§ EXERCISE MATERIALS

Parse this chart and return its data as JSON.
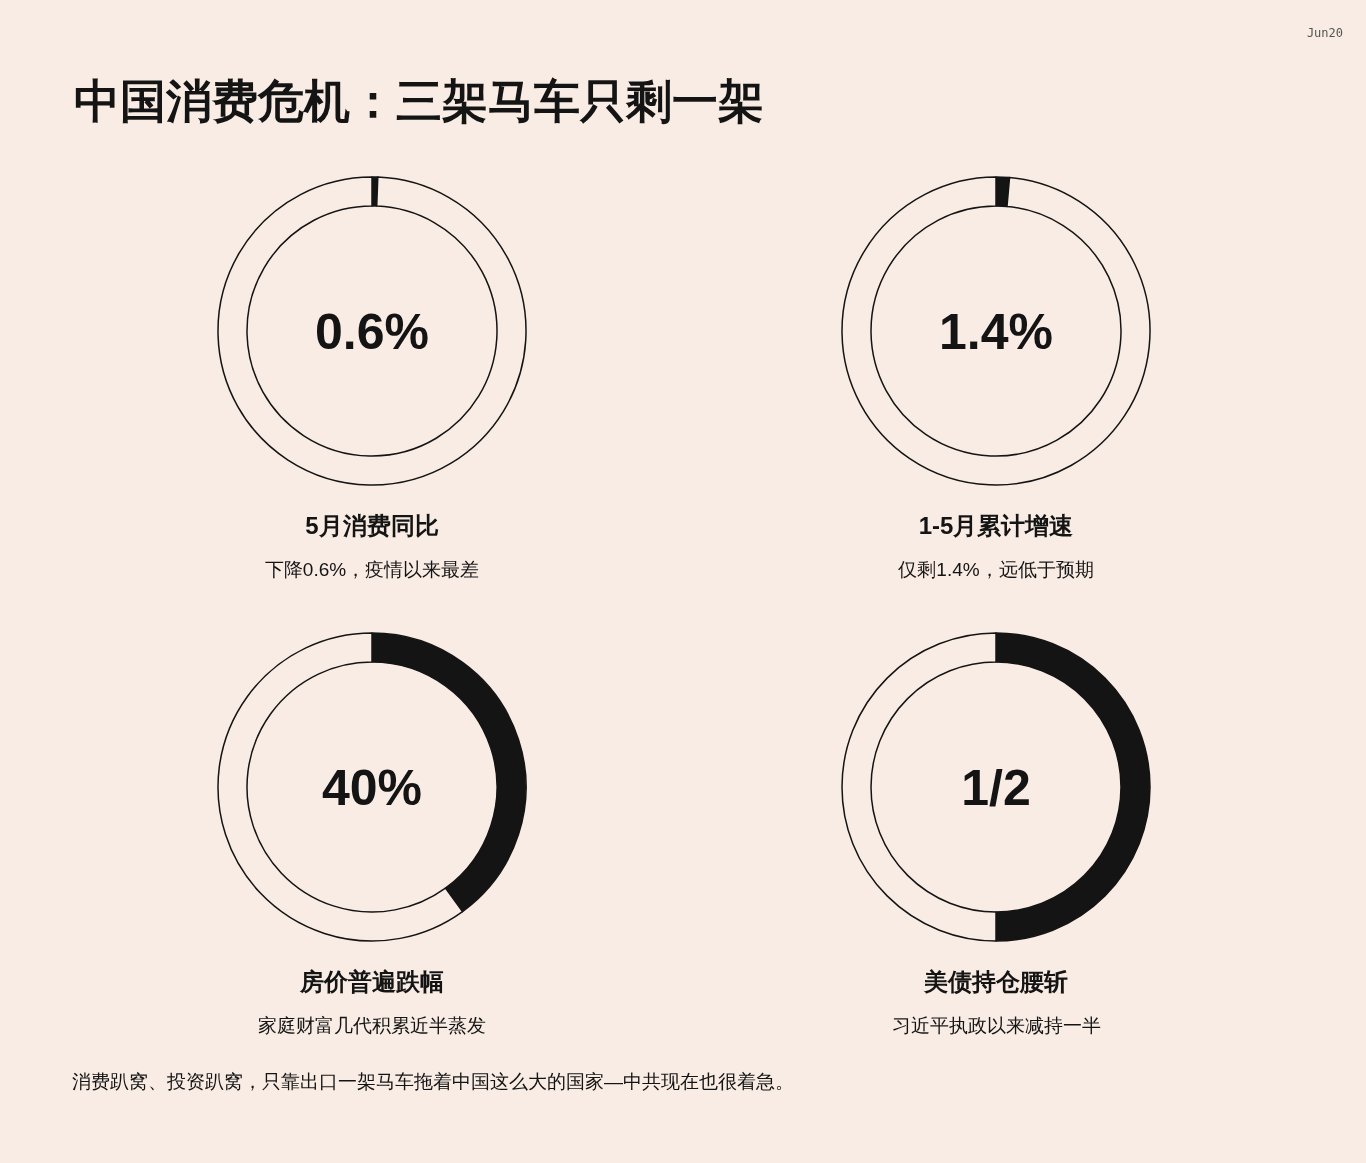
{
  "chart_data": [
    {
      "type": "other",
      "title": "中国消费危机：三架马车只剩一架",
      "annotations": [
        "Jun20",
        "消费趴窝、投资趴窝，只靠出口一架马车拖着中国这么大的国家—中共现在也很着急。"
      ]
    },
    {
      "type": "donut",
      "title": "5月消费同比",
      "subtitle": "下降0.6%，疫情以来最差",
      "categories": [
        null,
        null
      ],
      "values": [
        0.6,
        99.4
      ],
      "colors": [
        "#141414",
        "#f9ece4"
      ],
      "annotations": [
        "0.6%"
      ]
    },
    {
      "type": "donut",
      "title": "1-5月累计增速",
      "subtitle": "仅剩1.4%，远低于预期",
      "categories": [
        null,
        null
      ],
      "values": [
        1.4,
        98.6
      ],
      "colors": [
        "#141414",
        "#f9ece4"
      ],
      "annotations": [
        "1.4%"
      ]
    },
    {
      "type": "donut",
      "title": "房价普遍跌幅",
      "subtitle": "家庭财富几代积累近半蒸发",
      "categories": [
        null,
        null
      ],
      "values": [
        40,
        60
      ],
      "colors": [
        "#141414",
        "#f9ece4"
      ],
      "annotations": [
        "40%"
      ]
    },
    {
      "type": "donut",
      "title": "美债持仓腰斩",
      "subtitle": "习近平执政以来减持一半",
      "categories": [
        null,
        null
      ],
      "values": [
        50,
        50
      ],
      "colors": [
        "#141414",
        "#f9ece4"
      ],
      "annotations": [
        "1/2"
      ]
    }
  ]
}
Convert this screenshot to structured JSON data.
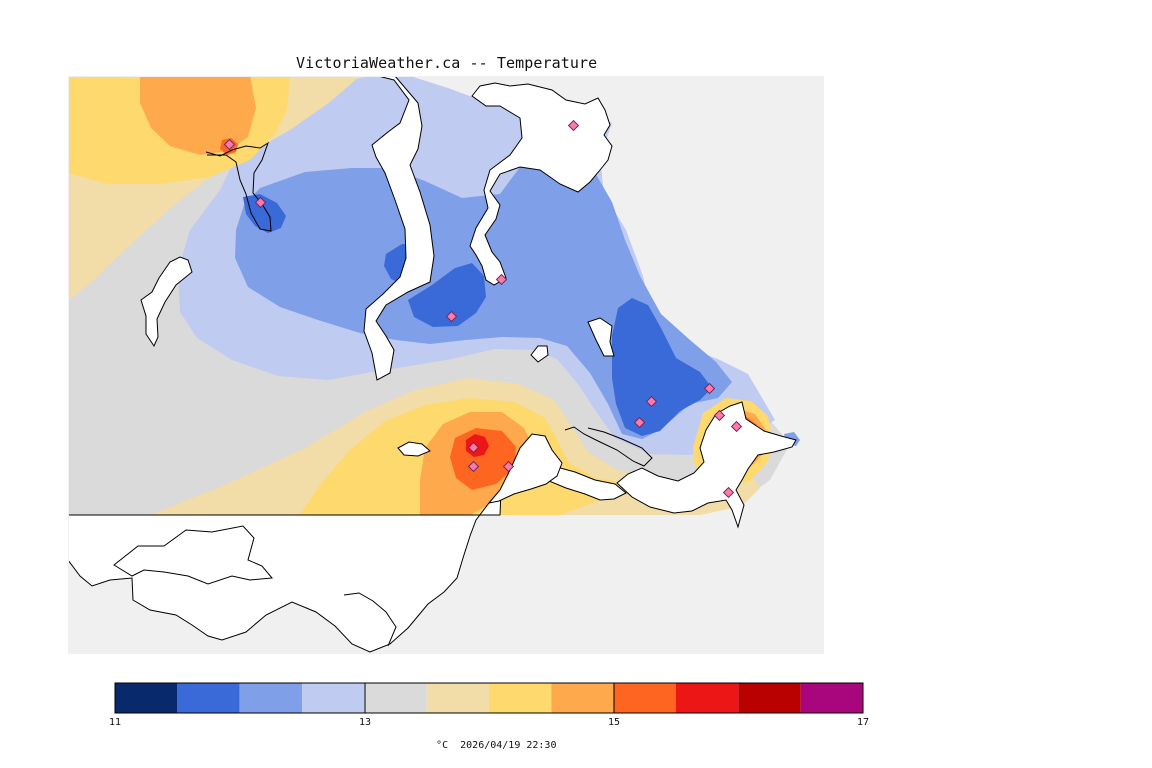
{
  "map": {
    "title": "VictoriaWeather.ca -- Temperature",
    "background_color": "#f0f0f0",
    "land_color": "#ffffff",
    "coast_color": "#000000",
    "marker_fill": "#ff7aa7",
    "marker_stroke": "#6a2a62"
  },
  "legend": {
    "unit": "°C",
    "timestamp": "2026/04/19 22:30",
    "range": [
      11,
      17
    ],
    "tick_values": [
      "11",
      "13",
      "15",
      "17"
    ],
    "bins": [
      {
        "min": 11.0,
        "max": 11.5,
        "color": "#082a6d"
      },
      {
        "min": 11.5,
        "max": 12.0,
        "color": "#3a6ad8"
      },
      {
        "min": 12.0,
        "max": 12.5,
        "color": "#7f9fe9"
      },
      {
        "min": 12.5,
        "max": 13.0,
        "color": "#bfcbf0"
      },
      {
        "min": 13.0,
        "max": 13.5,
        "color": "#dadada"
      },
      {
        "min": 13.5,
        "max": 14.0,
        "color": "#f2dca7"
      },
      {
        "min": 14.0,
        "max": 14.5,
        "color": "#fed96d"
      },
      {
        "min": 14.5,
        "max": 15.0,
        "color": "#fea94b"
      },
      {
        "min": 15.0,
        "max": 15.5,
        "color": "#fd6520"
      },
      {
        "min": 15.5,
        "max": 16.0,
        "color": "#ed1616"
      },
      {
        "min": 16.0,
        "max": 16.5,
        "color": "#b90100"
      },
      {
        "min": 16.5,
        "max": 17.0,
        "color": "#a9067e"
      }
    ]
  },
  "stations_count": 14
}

§ DO THIS
Copy out all of the material exactly as written, without its pictures.

§ EXERCISE RESULT
Parse this chart and return its data as JSON.
{
  "chart_data": [
    {
      "type": "other",
      "title": "中国消费危机：三架马车只剩一架",
      "annotations": [
        "Jun20",
        "消费趴窝、投资趴窝，只靠出口一架马车拖着中国这么大的国家—中共现在也很着急。"
      ]
    },
    {
      "type": "donut",
      "title": "5月消费同比",
      "subtitle": "下降0.6%，疫情以来最差",
      "categories": [
        null,
        null
      ],
      "values": [
        0.6,
        99.4
      ],
      "colors": [
        "#141414",
        "#f9ece4"
      ],
      "annotations": [
        "0.6%"
      ]
    },
    {
      "type": "donut",
      "title": "1-5月累计增速",
      "subtitle": "仅剩1.4%，远低于预期",
      "categories": [
        null,
        null
      ],
      "values": [
        1.4,
        98.6
      ],
      "colors": [
        "#141414",
        "#f9ece4"
      ],
      "annotations": [
        "1.4%"
      ]
    },
    {
      "type": "donut",
      "title": "房价普遍跌幅",
      "subtitle": "家庭财富几代积累近半蒸发",
      "categories": [
        null,
        null
      ],
      "values": [
        40,
        60
      ],
      "colors": [
        "#141414",
        "#f9ece4"
      ],
      "annotations": [
        "40%"
      ]
    },
    {
      "type": "donut",
      "title": "美债持仓腰斩",
      "subtitle": "习近平执政以来减持一半",
      "categories": [
        null,
        null
      ],
      "values": [
        50,
        50
      ],
      "colors": [
        "#141414",
        "#f9ece4"
      ],
      "annotations": [
        "1/2"
      ]
    }
  ]
}
Convert this screenshot to structured JSON data.
{
  "map": {
    "title": "VictoriaWeather.ca -- Temperature",
    "background_color": "#f0f0f0",
    "land_color": "#ffffff",
    "coast_color": "#000000",
    "marker_fill": "#ff7aa7",
    "marker_stroke": "#6a2a62"
  },
  "legend": {
    "unit": "°C",
    "timestamp": "2026/04/19 22:30",
    "range": [
      11,
      17
    ],
    "tick_values": [
      "11",
      "13",
      "15",
      "17"
    ],
    "bins": [
      {
        "min": 11.0,
        "max": 11.5,
        "color": "#082a6d"
      },
      {
        "min": 11.5,
        "max": 12.0,
        "color": "#3a6ad8"
      },
      {
        "min": 12.0,
        "max": 12.5,
        "color": "#7f9fe9"
      },
      {
        "min": 12.5,
        "max": 13.0,
        "color": "#bfcbf0"
      },
      {
        "min": 13.0,
        "max": 13.5,
        "color": "#dadada"
      },
      {
        "min": 13.5,
        "max": 14.0,
        "color": "#f2dca7"
      },
      {
        "min": 14.0,
        "max": 14.5,
        "color": "#fed96d"
      },
      {
        "min": 14.5,
        "max": 15.0,
        "color": "#fea94b"
      },
      {
        "min": 15.0,
        "max": 15.5,
        "color": "#fd6520"
      },
      {
        "min": 15.5,
        "max": 16.0,
        "color": "#ed1616"
      },
      {
        "min": 16.0,
        "max": 16.5,
        "color": "#b90100"
      },
      {
        "min": 16.5,
        "max": 17.0,
        "color": "#a9067e"
      }
    ]
  },
  "stations_count": 14
}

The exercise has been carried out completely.